§ **The request**
Look through the data below. Collect every line where the word "Цвет" occurs.

§ **Data for processing**
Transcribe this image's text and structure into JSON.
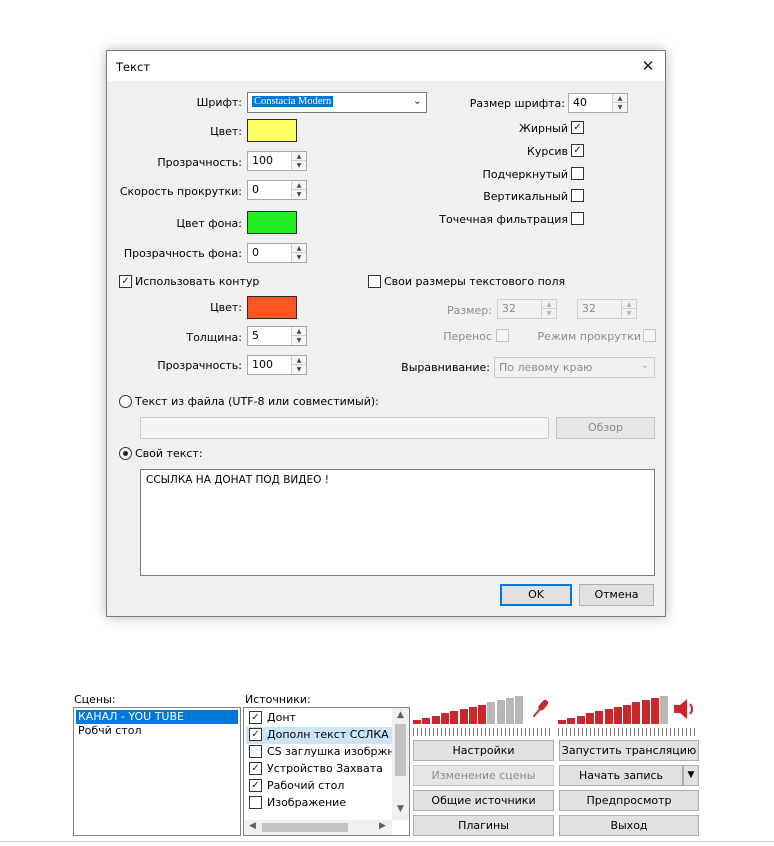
{
  "dialog": {
    "title": "Текст",
    "font_label": "Шрифт:",
    "font_value": "Constacia Modern",
    "font_size_label": "Размер шрифта:",
    "font_size_value": "40",
    "color_label": "Цвет:",
    "color_value": "#ffff66",
    "opacity_label": "Прозрачность:",
    "opacity_value": "100",
    "scroll_speed_label": "Скорость прокрутки:",
    "scroll_speed_value": "0",
    "bg_color_label": "Цвет фона:",
    "bg_color_value": "#22ee22",
    "bg_opacity_label": "Прозрачность фона:",
    "bg_opacity_value": "0",
    "bold_label": "Жирный",
    "italic_label": "Курсив",
    "underline_label": "Подчеркнутый",
    "vertical_label": "Вертикальный",
    "point_filter_label": "Точечная фильтрация",
    "outline_label": "Использовать контур",
    "outline_color_label": "Цвет:",
    "outline_color_value": "#ff5522",
    "thickness_label": "Толщина:",
    "thickness_value": "5",
    "outline_opacity_label": "Прозрачность:",
    "outline_opacity_value": "100",
    "custom_size_label": "Свои размеры текстового поля",
    "size_label": "Размер:",
    "size_w": "32",
    "size_h": "32",
    "wrap_label": "Перенос",
    "scroll_mode_label": "Режим прокрутки",
    "align_label": "Выравнивание:",
    "align_value": "По левому краю",
    "from_file_label": "Текст из файла (UTF-8 или совместимый):",
    "browse_label": "Обзор",
    "custom_text_label": "Свой текст:",
    "custom_text_value": "ССЫЛКА НА ДОНАТ ПОД ВИДЕО !",
    "ok_label": "OK",
    "cancel_label": "Отмена"
  },
  "scenes": {
    "label": "Сцены:",
    "items": [
      "КАНАЛ - YOU TUBE",
      "Робчй стол"
    ]
  },
  "sources": {
    "label": "Источники:",
    "items": [
      "Донт",
      "Дополн текст ССЛКА В",
      "CS заглушка изобржне",
      "Устройство Захвата",
      "Рабочий стол",
      "Изображение"
    ]
  },
  "buttons": {
    "settings": "Настройки",
    "edit_scene": "Изменение сцены",
    "global_sources": "Общие источники",
    "plugins": "Плагины",
    "start_stream": "Запустить трансляцию",
    "start_record": "Начать запись",
    "preview": "Предпросмотр",
    "exit": "Выход"
  },
  "meters": {
    "mic_level": 0.7,
    "speaker_level": 0.9
  },
  "colors": {
    "accent": "#0078d7",
    "meter_red": "#c9272b",
    "meter_gray": "#b8b8b8"
  },
  "icons": {
    "mic": "microphone-icon",
    "speaker": "speaker-icon"
  }
}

§ **Solution**
    "color_label": "Цвет:",
    "bg_color_label": "Цвет фона:",
    "outline_color_label": "Цвет:",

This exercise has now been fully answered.